OBJECTIVE: The records that follow must be reproduced in full, exactly as written.

GIVEN ENTRIES:
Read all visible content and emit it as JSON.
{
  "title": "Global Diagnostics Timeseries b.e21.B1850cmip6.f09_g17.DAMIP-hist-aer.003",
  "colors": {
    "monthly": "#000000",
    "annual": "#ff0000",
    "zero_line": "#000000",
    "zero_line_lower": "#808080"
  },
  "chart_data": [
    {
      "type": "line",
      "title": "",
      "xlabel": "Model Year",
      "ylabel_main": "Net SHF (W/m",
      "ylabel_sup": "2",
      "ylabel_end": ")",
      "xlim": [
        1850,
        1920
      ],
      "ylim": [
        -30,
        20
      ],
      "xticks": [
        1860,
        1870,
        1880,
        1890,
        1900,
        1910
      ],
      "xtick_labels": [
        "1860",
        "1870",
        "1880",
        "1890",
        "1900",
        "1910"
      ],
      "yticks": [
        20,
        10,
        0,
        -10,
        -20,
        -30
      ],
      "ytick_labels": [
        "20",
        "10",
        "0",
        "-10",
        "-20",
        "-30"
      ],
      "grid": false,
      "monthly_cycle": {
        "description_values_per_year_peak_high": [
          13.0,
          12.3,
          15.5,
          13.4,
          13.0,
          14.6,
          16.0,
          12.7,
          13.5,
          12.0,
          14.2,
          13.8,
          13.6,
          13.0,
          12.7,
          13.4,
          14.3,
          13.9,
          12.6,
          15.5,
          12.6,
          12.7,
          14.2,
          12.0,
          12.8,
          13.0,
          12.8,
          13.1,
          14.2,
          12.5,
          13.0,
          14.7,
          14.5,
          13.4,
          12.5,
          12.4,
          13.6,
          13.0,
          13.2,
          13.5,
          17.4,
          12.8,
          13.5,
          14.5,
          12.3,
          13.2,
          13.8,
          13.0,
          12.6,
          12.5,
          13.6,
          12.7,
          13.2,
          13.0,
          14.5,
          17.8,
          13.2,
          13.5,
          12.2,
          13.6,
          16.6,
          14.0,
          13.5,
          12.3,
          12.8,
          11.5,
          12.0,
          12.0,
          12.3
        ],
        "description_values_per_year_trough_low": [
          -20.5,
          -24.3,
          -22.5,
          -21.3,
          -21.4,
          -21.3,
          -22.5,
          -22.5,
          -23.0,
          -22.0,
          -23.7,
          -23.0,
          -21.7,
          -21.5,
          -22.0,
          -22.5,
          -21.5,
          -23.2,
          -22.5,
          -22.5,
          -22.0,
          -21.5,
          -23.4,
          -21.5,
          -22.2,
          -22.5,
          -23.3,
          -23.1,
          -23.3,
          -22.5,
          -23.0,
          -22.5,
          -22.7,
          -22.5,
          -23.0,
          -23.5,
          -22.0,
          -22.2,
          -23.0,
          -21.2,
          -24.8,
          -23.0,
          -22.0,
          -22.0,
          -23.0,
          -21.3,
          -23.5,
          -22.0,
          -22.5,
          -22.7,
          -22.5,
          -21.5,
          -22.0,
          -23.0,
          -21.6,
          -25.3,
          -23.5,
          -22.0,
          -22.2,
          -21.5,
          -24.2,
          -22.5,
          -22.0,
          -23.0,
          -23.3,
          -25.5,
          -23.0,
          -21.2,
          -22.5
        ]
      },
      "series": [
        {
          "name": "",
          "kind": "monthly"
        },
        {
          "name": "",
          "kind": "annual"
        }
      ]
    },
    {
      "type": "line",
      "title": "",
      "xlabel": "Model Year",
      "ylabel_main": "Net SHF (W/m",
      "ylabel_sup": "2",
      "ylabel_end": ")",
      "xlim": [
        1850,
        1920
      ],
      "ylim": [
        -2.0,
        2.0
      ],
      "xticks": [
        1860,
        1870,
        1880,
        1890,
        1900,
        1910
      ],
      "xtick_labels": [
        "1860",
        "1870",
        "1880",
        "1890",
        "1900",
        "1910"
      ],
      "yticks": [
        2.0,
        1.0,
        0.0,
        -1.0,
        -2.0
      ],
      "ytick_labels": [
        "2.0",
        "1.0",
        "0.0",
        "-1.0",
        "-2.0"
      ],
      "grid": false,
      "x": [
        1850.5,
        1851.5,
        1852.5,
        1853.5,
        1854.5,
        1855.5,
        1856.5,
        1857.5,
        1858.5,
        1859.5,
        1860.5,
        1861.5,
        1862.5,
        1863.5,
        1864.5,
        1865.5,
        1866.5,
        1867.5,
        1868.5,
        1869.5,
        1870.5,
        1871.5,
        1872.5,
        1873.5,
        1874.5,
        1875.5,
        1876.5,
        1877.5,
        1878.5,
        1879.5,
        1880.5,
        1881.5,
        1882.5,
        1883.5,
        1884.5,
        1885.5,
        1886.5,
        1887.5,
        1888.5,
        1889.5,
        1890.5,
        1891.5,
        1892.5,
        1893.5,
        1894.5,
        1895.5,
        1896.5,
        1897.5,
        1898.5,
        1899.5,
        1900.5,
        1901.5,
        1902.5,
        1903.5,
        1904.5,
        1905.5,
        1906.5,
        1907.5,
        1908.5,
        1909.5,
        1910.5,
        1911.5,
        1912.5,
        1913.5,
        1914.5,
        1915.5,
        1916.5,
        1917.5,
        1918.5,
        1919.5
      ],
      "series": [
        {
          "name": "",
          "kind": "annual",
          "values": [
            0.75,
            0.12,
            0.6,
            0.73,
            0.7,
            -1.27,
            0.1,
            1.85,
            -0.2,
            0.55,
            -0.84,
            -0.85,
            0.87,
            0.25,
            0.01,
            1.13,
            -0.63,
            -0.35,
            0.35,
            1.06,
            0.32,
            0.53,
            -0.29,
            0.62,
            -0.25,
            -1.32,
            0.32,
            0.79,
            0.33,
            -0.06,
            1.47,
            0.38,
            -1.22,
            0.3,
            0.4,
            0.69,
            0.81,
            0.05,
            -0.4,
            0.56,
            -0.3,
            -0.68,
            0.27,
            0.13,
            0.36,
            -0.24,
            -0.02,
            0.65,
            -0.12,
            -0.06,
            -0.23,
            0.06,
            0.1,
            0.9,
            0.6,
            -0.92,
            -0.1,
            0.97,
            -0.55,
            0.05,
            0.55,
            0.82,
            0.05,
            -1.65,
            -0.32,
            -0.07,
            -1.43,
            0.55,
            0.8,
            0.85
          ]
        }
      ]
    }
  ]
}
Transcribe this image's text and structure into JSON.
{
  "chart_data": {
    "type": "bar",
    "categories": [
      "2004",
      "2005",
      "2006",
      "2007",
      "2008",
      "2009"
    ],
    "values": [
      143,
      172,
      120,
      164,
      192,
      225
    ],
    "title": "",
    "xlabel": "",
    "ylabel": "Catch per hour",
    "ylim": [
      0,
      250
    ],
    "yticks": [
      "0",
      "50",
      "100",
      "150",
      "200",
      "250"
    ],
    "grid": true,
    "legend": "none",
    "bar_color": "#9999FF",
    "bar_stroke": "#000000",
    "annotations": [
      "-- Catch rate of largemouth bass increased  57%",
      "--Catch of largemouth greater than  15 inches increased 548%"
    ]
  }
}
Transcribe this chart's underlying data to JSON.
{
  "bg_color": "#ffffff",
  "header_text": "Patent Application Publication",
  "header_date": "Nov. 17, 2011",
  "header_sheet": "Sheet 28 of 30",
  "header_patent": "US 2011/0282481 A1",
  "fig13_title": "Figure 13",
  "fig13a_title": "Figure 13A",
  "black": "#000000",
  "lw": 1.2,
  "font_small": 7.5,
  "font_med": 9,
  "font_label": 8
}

OUTPUT FOR THIS TASK:
Read all visible content and emit it as JSON.
{
  "title": "Global Diagnostics Timeseries b.e21.B1850cmip6.f09_g17.DAMIP-hist-aer.003",
  "colors": {
    "monthly": "#000000",
    "annual": "#ff0000",
    "zero_line": "#000000",
    "zero_line_lower": "#808080"
  },
  "chart_data": [
    {
      "type": "line",
      "title": "",
      "xlabel": "Model Year",
      "ylabel_main": "Net SHF (W/m",
      "ylabel_sup": "2",
      "ylabel_end": ")",
      "xlim": [
        1850,
        1920
      ],
      "ylim": [
        -30,
        20
      ],
      "xticks": [
        1860,
        1870,
        1880,
        1890,
        1900,
        1910
      ],
      "xtick_labels": [
        "1860",
        "1870",
        "1880",
        "1890",
        "1900",
        "1910"
      ],
      "yticks": [
        20,
        10,
        0,
        -10,
        -20,
        -30
      ],
      "ytick_labels": [
        "20",
        "10",
        "0",
        "-10",
        "-20",
        "-30"
      ],
      "grid": false,
      "monthly_cycle": {
        "description_values_per_year_peak_high": [
          13.0,
          12.3,
          15.5,
          13.4,
          13.0,
          14.6,
          16.0,
          12.7,
          13.5,
          12.0,
          14.2,
          13.8,
          13.6,
          13.0,
          12.7,
          13.4,
          14.3,
          13.9,
          12.6,
          15.5,
          12.6,
          12.7,
          14.2,
          12.0,
          12.8,
          13.0,
          12.8,
          13.1,
          14.2,
          12.5,
          13.0,
          14.7,
          14.5,
          13.4,
          12.5,
          12.4,
          13.6,
          13.0,
          13.2,
          13.5,
          17.4,
          12.8,
          13.5,
          14.5,
          12.3,
          13.2,
          13.8,
          13.0,
          12.6,
          12.5,
          13.6,
          12.7,
          13.2,
          13.0,
          14.5,
          17.8,
          13.2,
          13.5,
          12.2,
          13.6,
          16.6,
          14.0,
          13.5,
          12.3,
          12.8,
          11.5,
          12.0,
          12.0,
          12.3
        ],
        "description_values_per_year_trough_low": [
          -20.5,
          -24.3,
          -22.5,
          -21.3,
          -21.4,
          -21.3,
          -22.5,
          -22.5,
          -23.0,
          -22.0,
          -23.7,
          -23.0,
          -21.7,
          -21.5,
          -22.0,
          -22.5,
          -21.5,
          -23.2,
          -22.5,
          -22.5,
          -22.0,
          -21.5,
          -23.4,
          -21.5,
          -22.2,
          -22.5,
          -23.3,
          -23.1,
          -23.3,
          -22.5,
          -23.0,
          -22.5,
          -22.7,
          -22.5,
          -23.0,
          -23.5,
          -22.0,
          -22.2,
          -23.0,
          -21.2,
          -24.8,
          -23.0,
          -22.0,
          -22.0,
          -23.0,
          -21.3,
          -23.5,
          -22.0,
          -22.5,
          -22.7,
          -22.5,
          -21.5,
          -22.0,
          -23.0,
          -21.6,
          -25.3,
          -23.5,
          -22.0,
          -22.2,
          -21.5,
          -24.2,
          -22.5,
          -22.0,
          -23.0,
          -23.3,
          -25.5,
          -23.0,
          -21.2,
          -22.5
        ]
      },
      "series": [
        {
          "name": "",
          "kind": "monthly"
        },
        {
          "name": "",
          "kind": "annual"
        }
      ]
    },
    {
      "type": "line",
      "title": "",
      "xlabel": "Model Year",
      "ylabel_main": "Net SHF (W/m",
      "ylabel_sup": "2",
      "ylabel_end": ")",
      "xlim": [
        1850,
        1920
      ],
      "ylim": [
        -2.0,
        2.0
      ],
      "xticks": [
        1860,
        1870,
        1880,
        1890,
        1900,
        1910
      ],
      "xtick_labels": [
        "1860",
        "1870",
        "1880",
        "1890",
        "1900",
        "1910"
      ],
      "yticks": [
        2.0,
        1.0,
        0.0,
        -1.0,
        -2.0
      ],
      "ytick_labels": [
        "2.0",
        "1.0",
        "0.0",
        "-1.0",
        "-2.0"
      ],
      "grid": false,
      "x": [
        1850.5,
        1851.5,
        1852.5,
        1853.5,
        1854.5,
        1855.5,
        1856.5,
        1857.5,
        1858.5,
        1859.5,
        1860.5,
        1861.5,
        1862.5,
        1863.5,
        1864.5,
        1865.5,
        1866.5,
        1867.5,
        1868.5,
        1869.5,
        1870.5,
        1871.5,
        1872.5,
        1873.5,
        1874.5,
        1875.5,
        1876.5,
        1877.5,
        1878.5,
        1879.5,
        1880.5,
        1881.5,
        1882.5,
        1883.5,
        1884.5,
        1885.5,
        1886.5,
        1887.5,
        1888.5,
        1889.5,
        1890.5,
        1891.5,
        1892.5,
        1893.5,
        1894.5,
        1895.5,
        1896.5,
        1897.5,
        1898.5,
        1899.5,
        1900.5,
        1901.5,
        1902.5,
        1903.5,
        1904.5,
        1905.5,
        1906.5,
        1907.5,
        1908.5,
        1909.5,
        1910.5,
        1911.5,
        1912.5,
        1913.5,
        1914.5,
        1915.5,
        1916.5,
        1917.5,
        1918.5,
        1919.5
      ],
      "series": [
        {
          "name": "",
          "kind": "annual",
          "values": [
            0.75,
            0.12,
            0.6,
            0.73,
            0.7,
            -1.27,
            0.1,
            1.85,
            -0.2,
            0.55,
            -0.84,
            -0.85,
            0.87,
            0.25,
            0.01,
            1.13,
            -0.63,
            -0.35,
            0.35,
            1.06,
            0.32,
            0.53,
            -0.29,
            0.62,
            -0.25,
            -1.32,
            0.32,
            0.79,
            0.33,
            -0.06,
            1.47,
            0.38,
            -1.22,
            0.3,
            0.4,
            0.69,
            0.81,
            0.05,
            -0.4,
            0.56,
            -0.3,
            -0.68,
            0.27,
            0.13,
            0.36,
            -0.24,
            -0.02,
            0.65,
            -0.12,
            -0.06,
            -0.23,
            0.06,
            0.1,
            0.9,
            0.6,
            -0.92,
            -0.1,
            0.97,
            -0.55,
            0.05,
            0.55,
            0.82,
            0.05,
            -1.65,
            -0.32,
            -0.07,
            -1.43,
            0.55,
            0.8,
            0.85
          ]
        }
      ]
    }
  ]
}
Transcribe this image's text and structure into JSON.
{
  "chart_data": {
    "type": "bar",
    "categories": [
      "2004",
      "2005",
      "2006",
      "2007",
      "2008",
      "2009"
    ],
    "values": [
      143,
      172,
      120,
      164,
      192,
      225
    ],
    "title": "",
    "xlabel": "",
    "ylabel": "Catch per hour",
    "ylim": [
      0,
      250
    ],
    "yticks": [
      "0",
      "50",
      "100",
      "150",
      "200",
      "250"
    ],
    "grid": true,
    "legend": "none",
    "bar_color": "#9999FF",
    "bar_stroke": "#000000",
    "annotations": [
      "-- Catch rate of largemouth bass increased  57%",
      "--Catch of largemouth greater than  15 inches increased 548%"
    ]
  }
}
Transcribe this chart's underlying data to JSON.
{
  "bg_color": "#ffffff",
  "header_text": "Patent Application Publication",
  "header_date": "Nov. 17, 2011",
  "header_sheet": "Sheet 28 of 30",
  "header_patent": "US 2011/0282481 A1",
  "fig13_title": "Figure 13",
  "fig13a_title": "Figure 13A",
  "black": "#000000",
  "lw": 1.2,
  "font_small": 7.5,
  "font_med": 9,
  "font_label": 8
}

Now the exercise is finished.